>> Begin Given information
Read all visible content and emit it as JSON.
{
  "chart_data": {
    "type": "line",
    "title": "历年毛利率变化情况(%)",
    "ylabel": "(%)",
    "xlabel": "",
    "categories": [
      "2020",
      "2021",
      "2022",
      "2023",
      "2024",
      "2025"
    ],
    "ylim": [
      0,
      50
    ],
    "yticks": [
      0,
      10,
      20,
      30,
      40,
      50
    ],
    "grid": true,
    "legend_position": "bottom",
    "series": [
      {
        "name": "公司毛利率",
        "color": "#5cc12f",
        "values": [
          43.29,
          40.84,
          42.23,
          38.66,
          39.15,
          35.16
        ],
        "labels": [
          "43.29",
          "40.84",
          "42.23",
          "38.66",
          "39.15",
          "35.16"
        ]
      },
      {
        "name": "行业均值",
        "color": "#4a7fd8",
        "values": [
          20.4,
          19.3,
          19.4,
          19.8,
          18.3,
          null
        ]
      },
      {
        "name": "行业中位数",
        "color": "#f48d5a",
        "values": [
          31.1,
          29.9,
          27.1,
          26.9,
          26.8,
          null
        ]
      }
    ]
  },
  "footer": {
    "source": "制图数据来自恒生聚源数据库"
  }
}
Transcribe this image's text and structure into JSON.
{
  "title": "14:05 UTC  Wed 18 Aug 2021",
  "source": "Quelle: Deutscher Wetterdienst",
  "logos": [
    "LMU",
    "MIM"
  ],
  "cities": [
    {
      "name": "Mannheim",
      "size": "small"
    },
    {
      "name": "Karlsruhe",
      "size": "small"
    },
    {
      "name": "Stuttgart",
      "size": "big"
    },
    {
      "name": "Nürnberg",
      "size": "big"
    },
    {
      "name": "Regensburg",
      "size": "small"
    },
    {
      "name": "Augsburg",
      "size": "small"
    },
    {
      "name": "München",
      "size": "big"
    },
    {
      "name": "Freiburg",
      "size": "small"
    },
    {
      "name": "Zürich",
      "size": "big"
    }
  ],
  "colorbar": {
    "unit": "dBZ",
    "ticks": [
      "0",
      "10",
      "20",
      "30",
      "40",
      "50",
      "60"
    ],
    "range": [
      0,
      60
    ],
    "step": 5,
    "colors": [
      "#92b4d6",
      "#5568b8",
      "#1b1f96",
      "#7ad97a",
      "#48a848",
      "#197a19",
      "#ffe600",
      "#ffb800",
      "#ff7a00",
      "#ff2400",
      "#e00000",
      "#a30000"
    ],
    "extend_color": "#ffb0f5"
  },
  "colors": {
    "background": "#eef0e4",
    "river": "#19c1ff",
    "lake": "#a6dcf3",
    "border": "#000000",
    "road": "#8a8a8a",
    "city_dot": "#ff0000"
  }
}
>> End Given information
Problem to work on: Find the line that contains "Transcribe this image's" in the listing above. Retype it and every line after it up to the last, exactly, and nothing else.

Output for this exercise:
Transcribe this image's text and structure into JSON.
{
  "title": "14:05 UTC  Wed 18 Aug 2021",
  "source": "Quelle: Deutscher Wetterdienst",
  "logos": [
    "LMU",
    "MIM"
  ],
  "cities": [
    {
      "name": "Mannheim",
      "size": "small"
    },
    {
      "name": "Karlsruhe",
      "size": "small"
    },
    {
      "name": "Stuttgart",
      "size": "big"
    },
    {
      "name": "Nürnberg",
      "size": "big"
    },
    {
      "name": "Regensburg",
      "size": "small"
    },
    {
      "name": "Augsburg",
      "size": "small"
    },
    {
      "name": "München",
      "size": "big"
    },
    {
      "name": "Freiburg",
      "size": "small"
    },
    {
      "name": "Zürich",
      "size": "big"
    }
  ],
  "colorbar": {
    "unit": "dBZ",
    "ticks": [
      "0",
      "10",
      "20",
      "30",
      "40",
      "50",
      "60"
    ],
    "range": [
      0,
      60
    ],
    "step": 5,
    "colors": [
      "#92b4d6",
      "#5568b8",
      "#1b1f96",
      "#7ad97a",
      "#48a848",
      "#197a19",
      "#ffe600",
      "#ffb800",
      "#ff7a00",
      "#ff2400",
      "#e00000",
      "#a30000"
    ],
    "extend_color": "#ffb0f5"
  },
  "colors": {
    "background": "#eef0e4",
    "river": "#19c1ff",
    "lake": "#a6dcf3",
    "border": "#000000",
    "road": "#8a8a8a",
    "city_dot": "#ff0000"
  }
}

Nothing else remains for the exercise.